Dataset extract.

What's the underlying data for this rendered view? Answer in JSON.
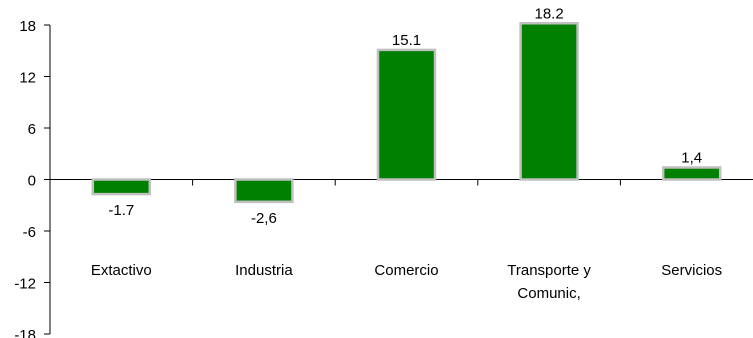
{
  "chart_data": {
    "type": "bar",
    "categories": [
      [
        "Extactivo"
      ],
      [
        "Industria"
      ],
      [
        "Comercio"
      ],
      [
        "Transporte y",
        "Comunic,"
      ],
      [
        "Servicios"
      ]
    ],
    "values": [
      -1.7,
      -2.6,
      15.1,
      18.2,
      1.4
    ],
    "data_labels": [
      "-1.7",
      "-2,6",
      "15.1",
      "18.2",
      "1,4"
    ],
    "ylim": [
      -18,
      18
    ],
    "yticks": [
      18,
      12,
      6,
      0,
      -6,
      -12,
      -18
    ],
    "title": "",
    "xlabel": "",
    "ylabel": "",
    "grid": false,
    "colors": {
      "bar_fill": "#008000",
      "bar_stroke": "#c0c0c0",
      "axis": "#000000"
    }
  }
}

What to work on. Working from the material above, transcribe it exactly while omitting pictures.

Answer.
What's the underlying data for this rendered view? Answer in JSON.
{
  "chart_data": {
    "type": "bar",
    "categories": [
      [
        "Extactivo"
      ],
      [
        "Industria"
      ],
      [
        "Comercio"
      ],
      [
        "Transporte y",
        "Comunic,"
      ],
      [
        "Servicios"
      ]
    ],
    "values": [
      -1.7,
      -2.6,
      15.1,
      18.2,
      1.4
    ],
    "data_labels": [
      "-1.7",
      "-2,6",
      "15.1",
      "18.2",
      "1,4"
    ],
    "ylim": [
      -18,
      18
    ],
    "yticks": [
      18,
      12,
      6,
      0,
      -6,
      -12,
      -18
    ],
    "title": "",
    "xlabel": "",
    "ylabel": "",
    "grid": false,
    "colors": {
      "bar_fill": "#008000",
      "bar_stroke": "#c0c0c0",
      "axis": "#000000"
    }
  }
}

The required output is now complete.